### WORK TO BE COMPLETED:
Please write out the records starting with the line with "target-icon [213,147,277,212]" and going on through the line with "pie-chart-icon [507,57,547,97]", reproducing each line exactly.
------
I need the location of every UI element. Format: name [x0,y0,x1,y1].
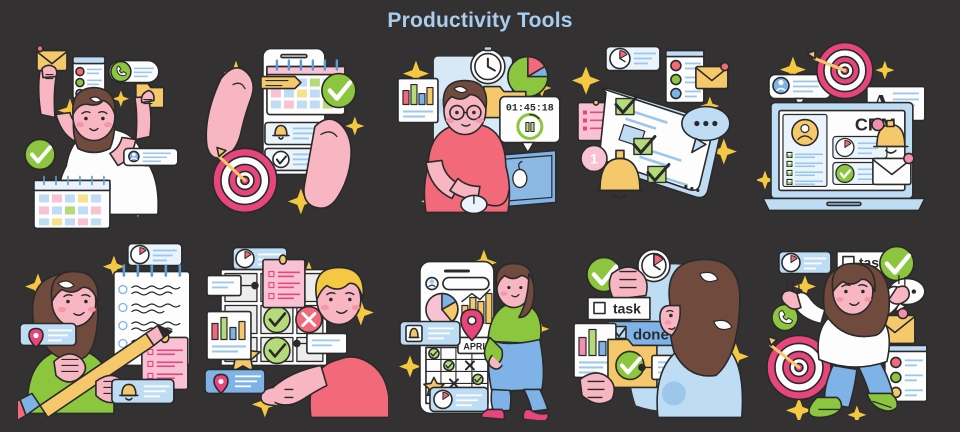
target-icon [213,147,277,212]
search-bar [426,278,489,290]
clock-card [128,244,182,266]
envelope-icon [696,63,729,89]
pie-chart-icon [426,294,458,326]
location-card [205,369,265,393]
illustration-woman-seated-tasks: Seated woman surrounded by task label, t… [757,229,942,420]
clock-card [430,387,488,411]
message-card [124,148,178,165]
clock-card [779,252,831,274]
illustration-man-laptop-timer: Man at a laptop with a running timer, cl… [388,38,573,229]
illustration-phone-checklist: Tilted smartphone showing a checklist wi… [572,38,757,229]
check-badge [264,307,290,333]
cross-badge [296,307,322,333]
illustration-grid: Woman raising both hands surrounded by e… [18,38,942,420]
check-badge [264,337,290,363]
illustration-crm-laptop: Laptop displaying a CRM dashboard with t… [757,38,942,229]
notification-badge: 1 [590,150,598,166]
pie-chart-icon [507,57,547,97]
clock-icon [471,47,505,84]
timer-bubble: 01:45:18 [499,97,559,153]
task-label: task [588,298,650,320]
check-badge [25,139,55,169]
bar-chart-card [207,312,251,360]
illustration-woman-task-done: Woman seen from behind with task and don… [572,229,757,420]
laptop: CRM [763,103,925,211]
task-label-text: task [613,301,641,317]
envelope-icon [873,153,914,184]
check-badge [322,74,356,108]
page-title: Productivity Tools [0,9,960,33]
illustration-multitasking-woman: Woman raising both hands surrounded by e… [18,38,203,229]
check-badge [880,247,914,281]
illustration-man-kanban-board: Blond man pointing at a task board with … [203,229,388,420]
bell-card [112,379,174,403]
bell-card [400,322,460,346]
calendar [34,176,110,228]
illustration-hands-phone-calendar: Two hands holding a smartphone showing a… [203,38,388,229]
illustration-woman-phone-dashboard: Woman leaning on a large phone showing c… [388,229,573,420]
clock-card [606,47,660,71]
folder-check [608,339,657,387]
bar-chart-card [398,79,438,123]
illustration-woman-pencil-notes: Woman holding an oversized pencil next t… [18,229,203,420]
location-card [20,324,76,348]
timer-value: 01:45:18 [506,103,554,114]
checklist-card [263,255,305,307]
phone-call-bubble [109,61,159,83]
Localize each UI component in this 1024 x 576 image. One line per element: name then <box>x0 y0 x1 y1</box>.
------
### THE OUTPUT:
target-icon [213,147,277,212]
search-bar [426,278,489,290]
clock-card [128,244,182,266]
envelope-icon [696,63,729,89]
pie-chart-icon [426,294,458,326]
location-card [205,369,265,393]
illustration-woman-seated-tasks: Seated woman surrounded by task label, t… [757,229,942,420]
clock-card [430,387,488,411]
message-card [124,148,178,165]
clock-card [779,252,831,274]
illustration-man-laptop-timer: Man at a laptop with a running timer, cl… [388,38,573,229]
illustration-phone-checklist: Tilted smartphone showing a checklist wi… [572,38,757,229]
check-badge [264,307,290,333]
cross-badge [296,307,322,333]
illustration-grid: Woman raising both hands surrounded by e… [18,38,942,420]
check-badge [264,337,290,363]
illustration-crm-laptop: Laptop displaying a CRM dashboard with t… [757,38,942,229]
notification-badge: 1 [590,150,598,166]
pie-chart-icon [507,57,547,97]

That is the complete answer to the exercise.